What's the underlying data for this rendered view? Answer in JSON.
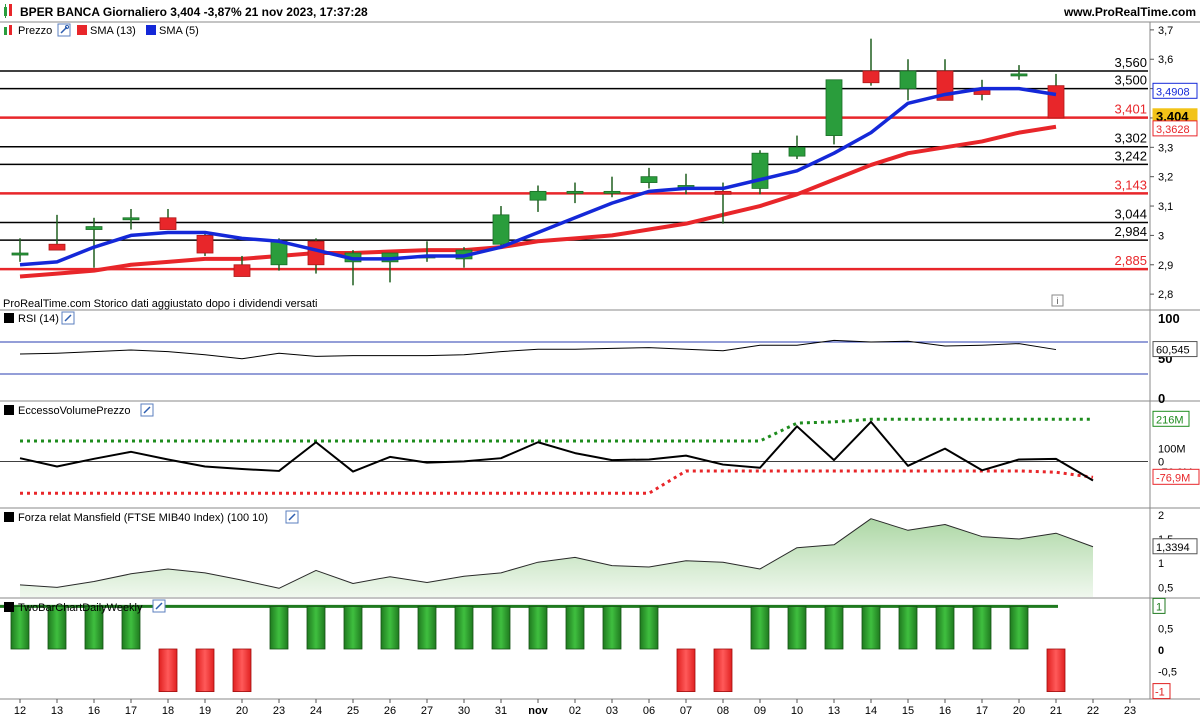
{
  "header": {
    "title": "BPER BANCA Giornaliero 3,404 -3,87% 21 nov 2023, 17:37:28",
    "site": "www.ProRealTime.com"
  },
  "colors": {
    "up": "#2a9d3c",
    "down": "#e8262a",
    "sma13": "#e8262a",
    "sma5": "#1428d8",
    "grid_line": "#000000",
    "red_level": "#e8262a",
    "current_price_bg": "#f2c318",
    "green_dots": "#1e8c1e",
    "red_dots": "#e8262a",
    "area_fill": "#a8d5a0"
  },
  "price_panel": {
    "legend": [
      {
        "icon": "candlestick-icon",
        "label": "Prezzo"
      },
      {
        "icon": "red-square-icon",
        "label": "SMA (13)"
      },
      {
        "icon": "blue-square-icon",
        "label": "SMA (5)"
      }
    ],
    "footer_note": "ProRealTime.com  Storico dati aggiustato dopo i dividendi versati",
    "info_icon": "info-icon",
    "y_ticks": [
      "3,7",
      "3,6",
      "3,5",
      "3,4",
      "3,3",
      "3,2",
      "3,1",
      "3",
      "2,9",
      "2,8"
    ],
    "levels": [
      {
        "value": 3.56,
        "label": "3,560",
        "color": "black"
      },
      {
        "value": 3.5,
        "label": "3,500",
        "color": "black"
      },
      {
        "value": 3.401,
        "label": "3,401",
        "color": "red"
      },
      {
        "value": 3.302,
        "label": "3,302",
        "color": "black"
      },
      {
        "value": 3.242,
        "label": "3,242",
        "color": "black"
      },
      {
        "value": 3.143,
        "label": "3,143",
        "color": "red"
      },
      {
        "value": 3.044,
        "label": "3,044",
        "color": "black"
      },
      {
        "value": 2.984,
        "label": "2,984",
        "color": "black"
      },
      {
        "value": 2.885,
        "label": "2,885",
        "color": "red"
      }
    ],
    "right_badges": [
      {
        "value": 3.4908,
        "label": "3,4908",
        "style": "blue"
      },
      {
        "value": 3.404,
        "label": "3,404",
        "style": "current"
      },
      {
        "value": 3.3628,
        "label": "3,3628",
        "style": "red"
      }
    ]
  },
  "chart_data": [
    {
      "type": "candlestick",
      "title": "BPER BANCA Giornaliero",
      "x": [
        "12",
        "13",
        "16",
        "17",
        "18",
        "19",
        "20",
        "23",
        "24",
        "25",
        "26",
        "27",
        "30",
        "31",
        "nov",
        "02",
        "03",
        "06",
        "07",
        "08",
        "09",
        "10",
        "13",
        "14",
        "15",
        "16",
        "17",
        "20",
        "21"
      ],
      "ohlc": [
        [
          2.94,
          2.99,
          2.91,
          2.94
        ],
        [
          2.97,
          3.07,
          2.96,
          2.95
        ],
        [
          3.02,
          3.06,
          2.89,
          3.03
        ],
        [
          3.06,
          3.09,
          3.02,
          3.06
        ],
        [
          3.06,
          3.09,
          3.02,
          3.02
        ],
        [
          3.0,
          3.01,
          2.93,
          2.94
        ],
        [
          2.9,
          2.93,
          2.86,
          2.86
        ],
        [
          2.9,
          2.99,
          2.88,
          2.98
        ],
        [
          2.98,
          2.99,
          2.87,
          2.9
        ],
        [
          2.91,
          2.95,
          2.83,
          2.94
        ],
        [
          2.91,
          2.93,
          2.84,
          2.94
        ],
        [
          2.93,
          2.98,
          2.91,
          2.93
        ],
        [
          2.92,
          2.96,
          2.89,
          2.95
        ],
        [
          2.97,
          3.1,
          2.96,
          3.07
        ],
        [
          3.12,
          3.17,
          3.08,
          3.15
        ],
        [
          3.15,
          3.18,
          3.11,
          3.15
        ],
        [
          3.15,
          3.2,
          3.13,
          3.15
        ],
        [
          3.18,
          3.23,
          3.16,
          3.2
        ],
        [
          3.17,
          3.21,
          3.14,
          3.17
        ],
        [
          3.15,
          3.18,
          3.04,
          3.14
        ],
        [
          3.16,
          3.29,
          3.14,
          3.28
        ],
        [
          3.27,
          3.34,
          3.26,
          3.3
        ],
        [
          3.34,
          3.53,
          3.31,
          3.53
        ],
        [
          3.56,
          3.67,
          3.51,
          3.52
        ],
        [
          3.5,
          3.6,
          3.46,
          3.56
        ],
        [
          3.56,
          3.6,
          3.46,
          3.46
        ],
        [
          3.5,
          3.53,
          3.46,
          3.48
        ],
        [
          3.55,
          3.58,
          3.53,
          3.55
        ],
        [
          3.51,
          3.55,
          3.4,
          3.4
        ]
      ],
      "series": [
        {
          "name": "SMA (13)",
          "values": [
            2.86,
            2.87,
            2.88,
            2.9,
            2.91,
            2.92,
            2.92,
            2.93,
            2.94,
            2.94,
            2.945,
            2.95,
            2.95,
            2.96,
            2.98,
            2.99,
            3.0,
            3.02,
            3.04,
            3.07,
            3.1,
            3.14,
            3.19,
            3.24,
            3.28,
            3.3,
            3.32,
            3.35,
            3.37
          ]
        },
        {
          "name": "SMA (5)",
          "values": [
            2.9,
            2.91,
            2.96,
            3.0,
            3.01,
            3.01,
            2.99,
            2.98,
            2.95,
            2.92,
            2.92,
            2.93,
            2.93,
            2.96,
            3.01,
            3.06,
            3.11,
            3.15,
            3.16,
            3.16,
            3.19,
            3.22,
            3.28,
            3.35,
            3.45,
            3.48,
            3.5,
            3.5,
            3.48
          ]
        }
      ],
      "ylim": [
        2.78,
        3.72
      ],
      "xlabel": "",
      "ylabel": ""
    },
    {
      "type": "line",
      "title": "RSI (14)",
      "series": [
        {
          "name": "RSI (14)",
          "values": [
            55,
            56,
            58,
            60,
            58,
            54,
            49,
            56,
            52,
            53,
            53,
            53,
            54,
            58,
            61,
            61,
            62,
            63,
            61,
            59,
            66,
            66,
            72,
            70,
            71,
            65,
            66,
            68,
            60.545
          ]
        }
      ],
      "ylim": [
        0,
        100
      ],
      "reference_lines": [
        70,
        30
      ],
      "y_ticks": [
        "100",
        "50",
        "0"
      ],
      "last_label": "60,545"
    },
    {
      "type": "line",
      "title": "EccessoVolumePrezzo",
      "series": [
        {
          "name": "EccessoVolumePrezzo",
          "values": [
            5,
            -8,
            4,
            15,
            3,
            -8,
            -12,
            -15,
            30,
            -16,
            7,
            -2,
            0,
            5,
            30,
            13,
            2,
            3,
            9,
            -5,
            -10,
            55,
            2,
            62,
            -7,
            20,
            -14,
            3,
            4,
            -30
          ]
        },
        {
          "name": "upper band",
          "values": [
            32,
            32,
            32,
            32,
            32,
            32,
            32,
            32,
            32,
            32,
            32,
            32,
            32,
            32,
            32,
            32,
            32,
            32,
            32,
            32,
            32,
            60,
            62,
            66,
            66,
            66,
            66,
            66,
            66,
            66
          ]
        },
        {
          "name": "lower band",
          "values": [
            -50,
            -50,
            -50,
            -50,
            -50,
            -50,
            -50,
            -50,
            -50,
            -50,
            -50,
            -50,
            -50,
            -50,
            -50,
            -50,
            -50,
            -50,
            -15,
            -15,
            -15,
            -15,
            -15,
            -15,
            -15,
            -15,
            -15,
            -15,
            -17,
            -25
          ]
        }
      ],
      "ylim": [
        -70,
        90
      ],
      "y_ticks": [
        "216M",
        "100M",
        "0",
        "-76,9M"
      ],
      "badges": [
        "216M",
        "-76,9M"
      ]
    },
    {
      "type": "area",
      "title": "Forza relat Mansfield (FTSE MIB40 Index) (100 10)",
      "series": [
        {
          "name": "Forza relat Mansfield",
          "values": [
            0.55,
            0.5,
            0.62,
            0.78,
            0.88,
            0.8,
            0.65,
            0.48,
            0.85,
            0.58,
            0.72,
            0.6,
            0.73,
            0.8,
            1.02,
            1.12,
            0.95,
            0.92,
            1.05,
            1.02,
            0.88,
            1.32,
            1.38,
            1.92,
            1.68,
            1.8,
            1.55,
            1.5,
            1.62,
            1.3394
          ]
        }
      ],
      "ylim": [
        0.3,
        2.1
      ],
      "y_ticks": [
        "2",
        "1,5",
        "1",
        "0,5"
      ],
      "last_label": "1,3394"
    },
    {
      "type": "bar",
      "title": "TwoBarChartDailyWeekly",
      "values": [
        1,
        1,
        1,
        1,
        -1,
        -1,
        -1,
        1,
        1,
        1,
        1,
        1,
        1,
        1,
        1,
        1,
        1,
        1,
        -1,
        -1,
        1,
        1,
        1,
        1,
        1,
        1,
        1,
        1,
        -1
      ],
      "ylim": [
        -1.15,
        1.15
      ],
      "y_ticks": [
        "1",
        "0,5",
        "0",
        "-0,5",
        "-1"
      ],
      "badges": [
        "1",
        "-1"
      ]
    }
  ],
  "x_axis": {
    "labels": [
      "12",
      "13",
      "16",
      "17",
      "18",
      "19",
      "20",
      "23",
      "24",
      "25",
      "26",
      "27",
      "30",
      "31",
      "nov",
      "02",
      "03",
      "06",
      "07",
      "08",
      "09",
      "10",
      "13",
      "14",
      "15",
      "16",
      "17",
      "20",
      "21",
      "22",
      "23"
    ],
    "bold_index": 14
  }
}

Objective:
Isolate each line of the listing above that includes "title". Copy it.

Completed exercise:
    "title": "BPER BANCA Giornaliero 3,404 -3,87% 21 nov 2023, 17:37:28",
      "title": "BPER BANCA Giornaliero",
      "title": "RSI (14)",
      "title": "EccessoVolumePrezzo",
      "title": "Forza relat Mansfield (FTSE MIB40 Index) (100 10)",
      "title": "TwoBarChartDailyWeekly",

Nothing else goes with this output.